--- Data excerpts ---
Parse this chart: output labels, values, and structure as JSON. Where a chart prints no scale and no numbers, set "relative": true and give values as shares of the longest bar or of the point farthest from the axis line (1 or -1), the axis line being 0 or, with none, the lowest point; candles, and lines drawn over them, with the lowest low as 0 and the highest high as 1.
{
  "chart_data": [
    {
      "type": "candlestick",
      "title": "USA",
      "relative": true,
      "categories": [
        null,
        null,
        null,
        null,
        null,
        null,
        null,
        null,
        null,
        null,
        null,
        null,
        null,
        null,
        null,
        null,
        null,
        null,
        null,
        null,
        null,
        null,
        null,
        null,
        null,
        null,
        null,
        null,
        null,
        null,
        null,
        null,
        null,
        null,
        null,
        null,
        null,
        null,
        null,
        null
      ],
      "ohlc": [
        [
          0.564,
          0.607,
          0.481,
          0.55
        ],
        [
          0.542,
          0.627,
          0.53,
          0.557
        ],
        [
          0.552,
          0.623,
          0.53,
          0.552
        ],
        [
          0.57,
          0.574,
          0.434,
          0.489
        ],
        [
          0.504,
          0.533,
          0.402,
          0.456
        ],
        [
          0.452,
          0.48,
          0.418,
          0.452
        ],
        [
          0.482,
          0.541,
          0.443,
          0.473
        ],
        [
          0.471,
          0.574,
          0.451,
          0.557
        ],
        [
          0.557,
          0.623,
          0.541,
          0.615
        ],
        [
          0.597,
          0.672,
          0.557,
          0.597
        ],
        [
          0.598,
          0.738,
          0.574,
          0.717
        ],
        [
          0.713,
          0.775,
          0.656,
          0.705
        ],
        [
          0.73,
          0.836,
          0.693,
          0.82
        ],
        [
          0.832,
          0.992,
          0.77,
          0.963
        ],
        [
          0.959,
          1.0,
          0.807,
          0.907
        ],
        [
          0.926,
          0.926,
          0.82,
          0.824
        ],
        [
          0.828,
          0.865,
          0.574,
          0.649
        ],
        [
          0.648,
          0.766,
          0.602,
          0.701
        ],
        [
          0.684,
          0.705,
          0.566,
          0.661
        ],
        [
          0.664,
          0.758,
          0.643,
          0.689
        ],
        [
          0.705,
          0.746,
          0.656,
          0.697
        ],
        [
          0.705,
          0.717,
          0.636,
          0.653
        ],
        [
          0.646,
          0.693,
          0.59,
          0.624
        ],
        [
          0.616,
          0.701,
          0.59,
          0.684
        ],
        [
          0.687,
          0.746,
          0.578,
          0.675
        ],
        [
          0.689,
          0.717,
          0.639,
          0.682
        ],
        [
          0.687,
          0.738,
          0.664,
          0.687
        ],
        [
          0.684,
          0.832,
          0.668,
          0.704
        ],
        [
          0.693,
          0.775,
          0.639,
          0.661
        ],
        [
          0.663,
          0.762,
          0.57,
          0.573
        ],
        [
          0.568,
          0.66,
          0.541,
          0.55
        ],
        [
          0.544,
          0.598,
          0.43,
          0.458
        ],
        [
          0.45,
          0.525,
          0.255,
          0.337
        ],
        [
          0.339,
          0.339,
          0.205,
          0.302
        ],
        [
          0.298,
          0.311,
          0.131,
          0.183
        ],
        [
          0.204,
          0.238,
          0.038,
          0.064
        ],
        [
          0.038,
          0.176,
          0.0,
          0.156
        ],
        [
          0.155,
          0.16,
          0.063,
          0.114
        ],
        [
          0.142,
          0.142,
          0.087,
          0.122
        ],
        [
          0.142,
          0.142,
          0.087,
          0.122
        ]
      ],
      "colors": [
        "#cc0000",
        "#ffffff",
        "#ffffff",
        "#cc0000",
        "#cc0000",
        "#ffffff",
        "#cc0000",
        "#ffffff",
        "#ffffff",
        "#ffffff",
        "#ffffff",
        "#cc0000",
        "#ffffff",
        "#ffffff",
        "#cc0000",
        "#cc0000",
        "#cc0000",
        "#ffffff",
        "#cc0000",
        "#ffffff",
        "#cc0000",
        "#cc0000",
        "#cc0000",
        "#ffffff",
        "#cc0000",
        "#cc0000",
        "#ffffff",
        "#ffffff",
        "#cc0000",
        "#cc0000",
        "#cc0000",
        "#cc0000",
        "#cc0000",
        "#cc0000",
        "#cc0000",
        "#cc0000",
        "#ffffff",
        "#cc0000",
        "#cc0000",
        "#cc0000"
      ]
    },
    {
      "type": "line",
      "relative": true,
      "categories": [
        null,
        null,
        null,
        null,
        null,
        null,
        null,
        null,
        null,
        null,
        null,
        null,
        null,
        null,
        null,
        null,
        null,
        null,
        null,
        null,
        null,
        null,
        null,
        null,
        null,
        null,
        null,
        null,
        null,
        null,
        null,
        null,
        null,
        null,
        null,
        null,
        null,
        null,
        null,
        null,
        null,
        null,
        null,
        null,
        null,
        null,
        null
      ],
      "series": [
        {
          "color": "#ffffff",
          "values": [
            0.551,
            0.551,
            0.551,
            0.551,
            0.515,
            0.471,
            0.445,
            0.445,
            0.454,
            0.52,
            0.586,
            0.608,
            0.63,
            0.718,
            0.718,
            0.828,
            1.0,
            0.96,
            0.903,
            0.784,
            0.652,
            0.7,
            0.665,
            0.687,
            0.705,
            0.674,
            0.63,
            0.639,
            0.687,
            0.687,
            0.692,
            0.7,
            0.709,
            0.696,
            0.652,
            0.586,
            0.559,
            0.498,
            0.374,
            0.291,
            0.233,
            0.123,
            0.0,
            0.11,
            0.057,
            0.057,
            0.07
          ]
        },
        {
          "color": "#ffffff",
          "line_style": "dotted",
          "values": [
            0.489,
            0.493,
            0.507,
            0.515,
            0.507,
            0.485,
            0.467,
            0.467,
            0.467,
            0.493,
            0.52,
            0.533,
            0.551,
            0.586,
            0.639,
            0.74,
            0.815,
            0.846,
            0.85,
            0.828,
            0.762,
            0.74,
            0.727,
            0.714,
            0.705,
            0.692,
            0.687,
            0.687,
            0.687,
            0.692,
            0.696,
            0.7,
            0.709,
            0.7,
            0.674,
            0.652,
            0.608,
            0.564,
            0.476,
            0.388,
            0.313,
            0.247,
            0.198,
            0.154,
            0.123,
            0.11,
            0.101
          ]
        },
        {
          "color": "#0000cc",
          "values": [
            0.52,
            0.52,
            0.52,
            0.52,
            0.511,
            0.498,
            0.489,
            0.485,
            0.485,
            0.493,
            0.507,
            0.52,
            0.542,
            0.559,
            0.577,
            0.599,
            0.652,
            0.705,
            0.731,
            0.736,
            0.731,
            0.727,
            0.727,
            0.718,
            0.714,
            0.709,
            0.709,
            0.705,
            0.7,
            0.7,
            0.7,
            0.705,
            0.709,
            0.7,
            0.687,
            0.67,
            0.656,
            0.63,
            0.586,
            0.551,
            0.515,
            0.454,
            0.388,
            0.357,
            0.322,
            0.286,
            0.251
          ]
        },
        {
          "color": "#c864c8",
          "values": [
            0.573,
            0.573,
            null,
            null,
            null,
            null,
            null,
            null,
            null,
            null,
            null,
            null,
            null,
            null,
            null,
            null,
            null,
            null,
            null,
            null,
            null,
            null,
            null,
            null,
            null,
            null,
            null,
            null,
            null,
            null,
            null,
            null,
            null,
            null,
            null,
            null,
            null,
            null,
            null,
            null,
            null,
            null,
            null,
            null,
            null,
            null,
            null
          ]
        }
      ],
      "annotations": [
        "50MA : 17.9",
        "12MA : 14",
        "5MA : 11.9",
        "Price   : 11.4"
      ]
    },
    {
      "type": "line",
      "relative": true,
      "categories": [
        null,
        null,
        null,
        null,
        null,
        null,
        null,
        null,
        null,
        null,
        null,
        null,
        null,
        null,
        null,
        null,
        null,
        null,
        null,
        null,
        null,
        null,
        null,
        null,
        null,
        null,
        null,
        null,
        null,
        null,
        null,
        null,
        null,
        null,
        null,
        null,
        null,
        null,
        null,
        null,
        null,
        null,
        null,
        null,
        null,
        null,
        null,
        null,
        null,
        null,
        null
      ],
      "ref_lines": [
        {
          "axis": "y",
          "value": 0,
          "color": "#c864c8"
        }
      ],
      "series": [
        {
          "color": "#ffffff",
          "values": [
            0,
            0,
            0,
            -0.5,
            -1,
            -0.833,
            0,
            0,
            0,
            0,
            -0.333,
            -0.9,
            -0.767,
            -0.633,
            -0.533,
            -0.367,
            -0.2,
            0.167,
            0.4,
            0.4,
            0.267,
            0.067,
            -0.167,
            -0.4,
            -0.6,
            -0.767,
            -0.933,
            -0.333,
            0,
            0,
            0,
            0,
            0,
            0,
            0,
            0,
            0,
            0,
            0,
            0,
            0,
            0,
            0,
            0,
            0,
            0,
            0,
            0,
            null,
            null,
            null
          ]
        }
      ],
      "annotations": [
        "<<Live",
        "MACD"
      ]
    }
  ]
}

--- What the exercise asks ---
Give a single number: the count of lines above that include the word "axis".

--- Result below ---
2